» **The input**
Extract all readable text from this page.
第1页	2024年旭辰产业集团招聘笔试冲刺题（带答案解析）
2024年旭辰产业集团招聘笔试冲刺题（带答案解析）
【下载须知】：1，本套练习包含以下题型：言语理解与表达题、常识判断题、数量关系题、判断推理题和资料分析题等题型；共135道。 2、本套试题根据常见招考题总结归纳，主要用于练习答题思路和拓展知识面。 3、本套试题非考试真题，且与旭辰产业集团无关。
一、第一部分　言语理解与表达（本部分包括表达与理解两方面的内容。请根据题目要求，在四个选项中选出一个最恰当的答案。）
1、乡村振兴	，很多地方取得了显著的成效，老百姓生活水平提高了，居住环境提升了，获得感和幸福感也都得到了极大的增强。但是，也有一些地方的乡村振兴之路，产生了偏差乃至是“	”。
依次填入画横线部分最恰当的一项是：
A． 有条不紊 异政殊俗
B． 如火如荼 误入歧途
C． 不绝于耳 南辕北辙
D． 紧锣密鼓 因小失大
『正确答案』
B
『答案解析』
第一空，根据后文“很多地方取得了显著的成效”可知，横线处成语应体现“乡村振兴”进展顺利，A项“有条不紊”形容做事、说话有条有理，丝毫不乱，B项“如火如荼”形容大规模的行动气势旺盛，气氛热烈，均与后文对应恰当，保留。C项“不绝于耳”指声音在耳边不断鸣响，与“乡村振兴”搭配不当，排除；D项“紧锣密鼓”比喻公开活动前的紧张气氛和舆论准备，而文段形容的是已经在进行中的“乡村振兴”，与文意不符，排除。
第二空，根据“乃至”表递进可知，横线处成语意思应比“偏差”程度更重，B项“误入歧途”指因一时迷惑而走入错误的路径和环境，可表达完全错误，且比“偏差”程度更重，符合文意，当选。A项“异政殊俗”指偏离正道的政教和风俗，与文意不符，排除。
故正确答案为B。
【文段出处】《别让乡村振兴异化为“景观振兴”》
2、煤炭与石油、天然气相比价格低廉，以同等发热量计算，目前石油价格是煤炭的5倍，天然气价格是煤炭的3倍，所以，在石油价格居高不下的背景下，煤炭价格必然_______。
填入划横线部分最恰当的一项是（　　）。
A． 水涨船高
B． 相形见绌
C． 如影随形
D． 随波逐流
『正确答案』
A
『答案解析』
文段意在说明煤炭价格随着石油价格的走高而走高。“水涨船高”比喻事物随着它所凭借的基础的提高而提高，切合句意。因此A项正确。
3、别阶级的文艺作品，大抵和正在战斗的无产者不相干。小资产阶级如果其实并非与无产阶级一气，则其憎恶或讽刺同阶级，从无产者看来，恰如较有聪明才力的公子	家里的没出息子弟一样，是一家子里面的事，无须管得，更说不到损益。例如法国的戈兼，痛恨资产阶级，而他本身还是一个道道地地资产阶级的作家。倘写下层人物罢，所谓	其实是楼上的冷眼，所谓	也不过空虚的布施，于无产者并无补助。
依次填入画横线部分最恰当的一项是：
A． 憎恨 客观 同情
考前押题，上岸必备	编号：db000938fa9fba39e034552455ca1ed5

» **Work instructions**
Copy the records above exactly.

» **Task result**
Extract all readable text from this page.
第1页	2024年旭辰产业集团招聘笔试冲刺题（带答案解析）
2024年旭辰产业集团招聘笔试冲刺题（带答案解析）
【下载须知】：1，本套练习包含以下题型：言语理解与表达题、常识判断题、数量关系题、判断推理题和资料分析题等题型；共135道。 2、本套试题根据常见招考题总结归纳，主要用于练习答题思路和拓展知识面。 3、本套试题非考试真题，且与旭辰产业集团无关。
一、第一部分　言语理解与表达（本部分包括表达与理解两方面的内容。请根据题目要求，在四个选项中选出一个最恰当的答案。）
1、乡村振兴	，很多地方取得了显著的成效，老百姓生活水平提高了，居住环境提升了，获得感和幸福感也都得到了极大的增强。但是，也有一些地方的乡村振兴之路，产生了偏差乃至是“	”。
依次填入画横线部分最恰当的一项是：
A． 有条不紊 异政殊俗
B． 如火如荼 误入歧途
C． 不绝于耳 南辕北辙
D． 紧锣密鼓 因小失大
『正确答案』
B
『答案解析』
第一空，根据后文“很多地方取得了显著的成效”可知，横线处成语应体现“乡村振兴”进展顺利，A项“有条不紊”形容做事、说话有条有理，丝毫不乱，B项“如火如荼”形容大规模的行动气势旺盛，气氛热烈，均与后文对应恰当，保留。C项“不绝于耳”指声音在耳边不断鸣响，与“乡村振兴”搭配不当，排除；D项“紧锣密鼓”比喻公开活动前的紧张气氛和舆论准备，而文段形容的是已经在进行中的“乡村振兴”，与文意不符，排除。
第二空，根据“乃至”表递进可知，横线处成语意思应比“偏差”程度更重，B项“误入歧途”指因一时迷惑而走入错误的路径和环境，可表达完全错误，且比“偏差”程度更重，符合文意，当选。A项“异政殊俗”指偏离正道的政教和风俗，与文意不符，排除。
故正确答案为B。
【文段出处】《别让乡村振兴异化为“景观振兴”》
2、煤炭与石油、天然气相比价格低廉，以同等发热量计算，目前石油价格是煤炭的5倍，天然气价格是煤炭的3倍，所以，在石油价格居高不下的背景下，煤炭价格必然_______。
填入划横线部分最恰当的一项是（　　）。
A． 水涨船高
B． 相形见绌
C． 如影随形
D． 随波逐流
『正确答案』
A
『答案解析』
文段意在说明煤炭价格随着石油价格的走高而走高。“水涨船高”比喻事物随着它所凭借的基础的提高而提高，切合句意。因此A项正确。
3、别阶级的文艺作品，大抵和正在战斗的无产者不相干。小资产阶级如果其实并非与无产阶级一气，则其憎恶或讽刺同阶级，从无产者看来，恰如较有聪明才力的公子	家里的没出息子弟一样，是一家子里面的事，无须管得，更说不到损益。例如法国的戈兼，痛恨资产阶级，而他本身还是一个道道地地资产阶级的作家。倘写下层人物罢，所谓	其实是楼上的冷眼，所谓	也不过空虚的布施，于无产者并无补助。
依次填入画横线部分最恰当的一项是：
A． 憎恨 客观 同情
考前押题，上岸必备	编号：db000938fa9fba39e034552455ca1ed5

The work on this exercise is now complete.